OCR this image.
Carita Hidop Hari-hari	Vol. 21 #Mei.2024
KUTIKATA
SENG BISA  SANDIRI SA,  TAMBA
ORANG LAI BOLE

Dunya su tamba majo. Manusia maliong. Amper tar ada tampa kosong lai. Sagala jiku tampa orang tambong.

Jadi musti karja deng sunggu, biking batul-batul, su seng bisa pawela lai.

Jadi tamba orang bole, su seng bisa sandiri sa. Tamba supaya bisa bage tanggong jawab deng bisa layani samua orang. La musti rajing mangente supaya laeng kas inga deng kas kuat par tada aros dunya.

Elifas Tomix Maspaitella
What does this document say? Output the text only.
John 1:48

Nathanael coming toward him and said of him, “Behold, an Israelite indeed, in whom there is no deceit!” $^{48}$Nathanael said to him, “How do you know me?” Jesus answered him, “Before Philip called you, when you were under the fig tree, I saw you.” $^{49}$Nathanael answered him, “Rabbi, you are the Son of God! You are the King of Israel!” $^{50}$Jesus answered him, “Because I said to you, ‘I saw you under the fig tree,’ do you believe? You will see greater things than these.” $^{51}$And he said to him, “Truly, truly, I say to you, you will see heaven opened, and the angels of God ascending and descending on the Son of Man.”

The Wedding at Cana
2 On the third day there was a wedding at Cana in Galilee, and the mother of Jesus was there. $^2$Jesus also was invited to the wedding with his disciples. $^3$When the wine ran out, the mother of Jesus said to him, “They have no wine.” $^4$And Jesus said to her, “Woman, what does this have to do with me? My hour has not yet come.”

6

= = = =

- Task requirements: Repeat the whole listing exactly, keeping every line intact.

- Written reply:
OCR this image.
Carita Hidop Hari-hari	Vol. 21 #Mei.2024
KUTIKATA
SENG BISA  SANDIRI SA,  TAMBA
ORANG LAI BOLE

Dunya su tamba majo. Manusia maliong. Amper tar ada tampa kosong lai. Sagala jiku tampa orang tambong.

Jadi musti karja deng sunggu, biking batul-batul, su seng bisa pawela lai.

Jadi tamba orang bole, su seng bisa sandiri sa. Tamba supaya bisa bage tanggong jawab deng bisa layani samua orang. La musti rajing mangente supaya laeng kas inga deng kas kuat par tada aros dunya.

Elifas Tomix Maspaitella
What does this document say? Output the text only.
John 1:48

Nathanael coming toward him and said of him, “Behold, an Israelite indeed, in whom there is no deceit!” $^{48}$Nathanael said to him, “How do you know me?” Jesus answered him, “Before Philip called you, when you were under the fig tree, I saw you.” $^{49}$Nathanael answered him, “Rabbi, you are the Son of God! You are the King of Israel!” $^{50}$Jesus answered him, “Because I said to you, ‘I saw you under the fig tree,’ do you believe? You will see greater things than these.” $^{51}$And he said to him, “Truly, truly, I say to you, you will see heaven opened, and the angels of God ascending and descending on the Son of Man.”

The Wedding at Cana
2 On the third day there was a wedding at Cana in Galilee, and the mother of Jesus was there. $^2$Jesus also was invited to the wedding with his disciples. $^3$When the wine ran out, the mother of Jesus said to him, “They have no wine.” $^4$And Jesus said to her, “Woman, what does this have to do with me? My hour has not yet come.”

6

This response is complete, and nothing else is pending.